> [Data section]:
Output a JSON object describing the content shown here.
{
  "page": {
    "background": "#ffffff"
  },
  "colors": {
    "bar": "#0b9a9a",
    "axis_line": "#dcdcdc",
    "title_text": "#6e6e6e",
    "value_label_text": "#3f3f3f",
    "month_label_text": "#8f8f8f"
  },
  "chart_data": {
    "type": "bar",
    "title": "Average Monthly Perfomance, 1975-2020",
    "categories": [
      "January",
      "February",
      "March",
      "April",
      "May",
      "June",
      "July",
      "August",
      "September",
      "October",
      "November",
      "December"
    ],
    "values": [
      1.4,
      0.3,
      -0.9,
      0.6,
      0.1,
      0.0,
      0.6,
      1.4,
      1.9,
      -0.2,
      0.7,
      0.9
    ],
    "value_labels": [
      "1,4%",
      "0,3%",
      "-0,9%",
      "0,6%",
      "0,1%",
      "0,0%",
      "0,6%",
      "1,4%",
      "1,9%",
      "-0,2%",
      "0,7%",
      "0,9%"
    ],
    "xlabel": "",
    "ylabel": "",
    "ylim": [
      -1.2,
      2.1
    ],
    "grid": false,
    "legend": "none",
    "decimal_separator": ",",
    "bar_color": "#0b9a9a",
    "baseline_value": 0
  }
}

> [Task to complete]:
Repeat every line of the records above exactly.

> [Expected output]:
Output a JSON object describing the content shown here.
{
  "page": {
    "background": "#ffffff"
  },
  "colors": {
    "bar": "#0b9a9a",
    "axis_line": "#dcdcdc",
    "title_text": "#6e6e6e",
    "value_label_text": "#3f3f3f",
    "month_label_text": "#8f8f8f"
  },
  "chart_data": {
    "type": "bar",
    "title": "Average Monthly Perfomance, 1975-2020",
    "categories": [
      "January",
      "February",
      "March",
      "April",
      "May",
      "June",
      "July",
      "August",
      "September",
      "October",
      "November",
      "December"
    ],
    "values": [
      1.4,
      0.3,
      -0.9,
      0.6,
      0.1,
      0.0,
      0.6,
      1.4,
      1.9,
      -0.2,
      0.7,
      0.9
    ],
    "value_labels": [
      "1,4%",
      "0,3%",
      "-0,9%",
      "0,6%",
      "0,1%",
      "0,0%",
      "0,6%",
      "1,4%",
      "1,9%",
      "-0,2%",
      "0,7%",
      "0,9%"
    ],
    "xlabel": "",
    "ylabel": "",
    "ylim": [
      -1.2,
      2.1
    ],
    "grid": false,
    "legend": "none",
    "decimal_separator": ",",
    "bar_color": "#0b9a9a",
    "baseline_value": 0
  }
}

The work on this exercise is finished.